→ **Record list**
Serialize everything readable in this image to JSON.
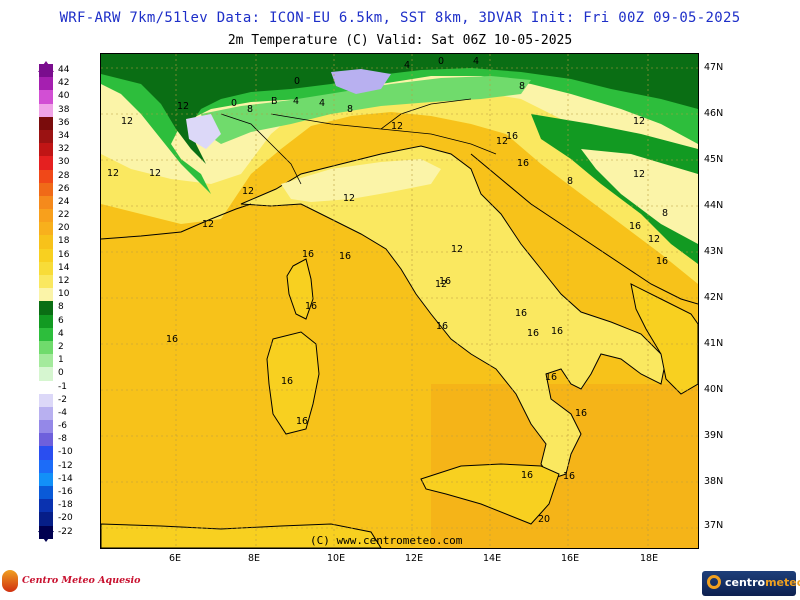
{
  "header": {
    "line1": "WRF-ARW 7km/51lev   Data: ICON-EU 6.5km, SST 8km, 3DVAR   Init: Fri 00Z 09-05-2025",
    "line2": "2m Temperature (C)  Valid: Sat 06Z 10-05-2025"
  },
  "legend": {
    "items": [
      {
        "label": "44",
        "color": "#7a0d8e"
      },
      {
        "label": "42",
        "color": "#a51fb0"
      },
      {
        "label": "40",
        "color": "#d24fd4"
      },
      {
        "label": "38",
        "color": "#f0a3e8"
      },
      {
        "label": "36",
        "color": "#7a0c0c"
      },
      {
        "label": "34",
        "color": "#9b1212"
      },
      {
        "label": "32",
        "color": "#c01515"
      },
      {
        "label": "30",
        "color": "#e52020"
      },
      {
        "label": "28",
        "color": "#f04818"
      },
      {
        "label": "26",
        "color": "#f06a18"
      },
      {
        "label": "24",
        "color": "#f58a1c"
      },
      {
        "label": "22",
        "color": "#f8a01c"
      },
      {
        "label": "20",
        "color": "#f8b01c"
      },
      {
        "label": "18",
        "color": "#f7c21a"
      },
      {
        "label": "16",
        "color": "#f8d020"
      },
      {
        "label": "14",
        "color": "#f8dc38"
      },
      {
        "label": "12",
        "color": "#fae860"
      },
      {
        "label": "10",
        "color": "#fbf4a8"
      },
      {
        "label": "8",
        "color": "#0a6e14"
      },
      {
        "label": "6",
        "color": "#129a22"
      },
      {
        "label": "4",
        "color": "#2dbe3c"
      },
      {
        "label": "2",
        "color": "#70db6c"
      },
      {
        "label": "1",
        "color": "#a4ea9c"
      },
      {
        "label": "0",
        "color": "#d6f6d0"
      },
      {
        "label": "-1",
        "color": "#ffffff"
      },
      {
        "label": "-2",
        "color": "#dcd8f8"
      },
      {
        "label": "-4",
        "color": "#b8b0f0"
      },
      {
        "label": "-6",
        "color": "#9488e8"
      },
      {
        "label": "-8",
        "color": "#6e60dc"
      },
      {
        "label": "-10",
        "color": "#2a4ef0"
      },
      {
        "label": "-12",
        "color": "#1c6cf8"
      },
      {
        "label": "-14",
        "color": "#1290f8"
      },
      {
        "label": "-16",
        "color": "#0a5ad8"
      },
      {
        "label": "-18",
        "color": "#0a32b0"
      },
      {
        "label": "-20",
        "color": "#061e88"
      },
      {
        "label": "-22",
        "color": "#000050"
      }
    ]
  },
  "axes": {
    "lat_labels": [
      "47N",
      "46N",
      "45N",
      "44N",
      "43N",
      "42N",
      "41N",
      "40N",
      "39N",
      "38N",
      "37N"
    ],
    "lon_labels": [
      "6E",
      "8E",
      "10E",
      "12E",
      "14E",
      "16E",
      "18E"
    ]
  },
  "contour_labels": {
    "values": [
      "0",
      "4",
      "4",
      "0",
      "4",
      "8",
      "B",
      "4",
      "0",
      "8",
      "8",
      "12",
      "12",
      "12",
      "12",
      "12",
      "16",
      "12",
      "12",
      "16",
      "12",
      "16",
      "12",
      "16",
      "16",
      "12",
      "12",
      "16",
      "16",
      "16",
      "16",
      "16",
      "16",
      "16",
      "16",
      "16",
      "16",
      "20",
      "16",
      "16",
      "16",
      "16",
      "8",
      "8",
      "12",
      "12",
      "12"
    ]
  },
  "credit": "(C)  www.centrometeo.com",
  "brand_left": "Centro Meteo Aquesio",
  "brand_right_a": "centro",
  "brand_right_b": "meteo",
  "colors": {
    "sea": "#f7c21a",
    "land": "#f8d020",
    "border": "#000000",
    "title": "#1e2fc8"
  }
}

→ **Exercise prompt**
Skip the pictures and print each record exactly as it stands.

→ **Response**
Serialize everything readable in this image to JSON.
{
  "header": {
    "line1": "WRF-ARW 7km/51lev   Data: ICON-EU 6.5km, SST 8km, 3DVAR   Init: Fri 00Z 09-05-2025",
    "line2": "2m Temperature (C)  Valid: Sat 06Z 10-05-2025"
  },
  "legend": {
    "items": [
      {
        "label": "44",
        "color": "#7a0d8e"
      },
      {
        "label": "42",
        "color": "#a51fb0"
      },
      {
        "label": "40",
        "color": "#d24fd4"
      },
      {
        "label": "38",
        "color": "#f0a3e8"
      },
      {
        "label": "36",
        "color": "#7a0c0c"
      },
      {
        "label": "34",
        "color": "#9b1212"
      },
      {
        "label": "32",
        "color": "#c01515"
      },
      {
        "label": "30",
        "color": "#e52020"
      },
      {
        "label": "28",
        "color": "#f04818"
      },
      {
        "label": "26",
        "color": "#f06a18"
      },
      {
        "label": "24",
        "color": "#f58a1c"
      },
      {
        "label": "22",
        "color": "#f8a01c"
      },
      {
        "label": "20",
        "color": "#f8b01c"
      },
      {
        "label": "18",
        "color": "#f7c21a"
      },
      {
        "label": "16",
        "color": "#f8d020"
      },
      {
        "label": "14",
        "color": "#f8dc38"
      },
      {
        "label": "12",
        "color": "#fae860"
      },
      {
        "label": "10",
        "color": "#fbf4a8"
      },
      {
        "label": "8",
        "color": "#0a6e14"
      },
      {
        "label": "6",
        "color": "#129a22"
      },
      {
        "label": "4",
        "color": "#2dbe3c"
      },
      {
        "label": "2",
        "color": "#70db6c"
      },
      {
        "label": "1",
        "color": "#a4ea9c"
      },
      {
        "label": "0",
        "color": "#d6f6d0"
      },
      {
        "label": "-1",
        "color": "#ffffff"
      },
      {
        "label": "-2",
        "color": "#dcd8f8"
      },
      {
        "label": "-4",
        "color": "#b8b0f0"
      },
      {
        "label": "-6",
        "color": "#9488e8"
      },
      {
        "label": "-8",
        "color": "#6e60dc"
      },
      {
        "label": "-10",
        "color": "#2a4ef0"
      },
      {
        "label": "-12",
        "color": "#1c6cf8"
      },
      {
        "label": "-14",
        "color": "#1290f8"
      },
      {
        "label": "-16",
        "color": "#0a5ad8"
      },
      {
        "label": "-18",
        "color": "#0a32b0"
      },
      {
        "label": "-20",
        "color": "#061e88"
      },
      {
        "label": "-22",
        "color": "#000050"
      }
    ]
  },
  "axes": {
    "lat_labels": [
      "47N",
      "46N",
      "45N",
      "44N",
      "43N",
      "42N",
      "41N",
      "40N",
      "39N",
      "38N",
      "37N"
    ],
    "lon_labels": [
      "6E",
      "8E",
      "10E",
      "12E",
      "14E",
      "16E",
      "18E"
    ]
  },
  "contour_labels": {
    "values": [
      "0",
      "4",
      "4",
      "0",
      "4",
      "8",
      "B",
      "4",
      "0",
      "8",
      "8",
      "12",
      "12",
      "12",
      "12",
      "12",
      "16",
      "12",
      "12",
      "16",
      "12",
      "16",
      "12",
      "16",
      "16",
      "12",
      "12",
      "16",
      "16",
      "16",
      "16",
      "16",
      "16",
      "16",
      "16",
      "16",
      "16",
      "20",
      "16",
      "16",
      "16",
      "16",
      "8",
      "8",
      "12",
      "12",
      "12"
    ]
  },
  "credit": "(C)  www.centrometeo.com",
  "brand_left": "Centro Meteo Aquesio",
  "brand_right_a": "centro",
  "brand_right_b": "meteo",
  "colors": {
    "sea": "#f7c21a",
    "land": "#f8d020",
    "border": "#000000",
    "title": "#1e2fc8"
  }
}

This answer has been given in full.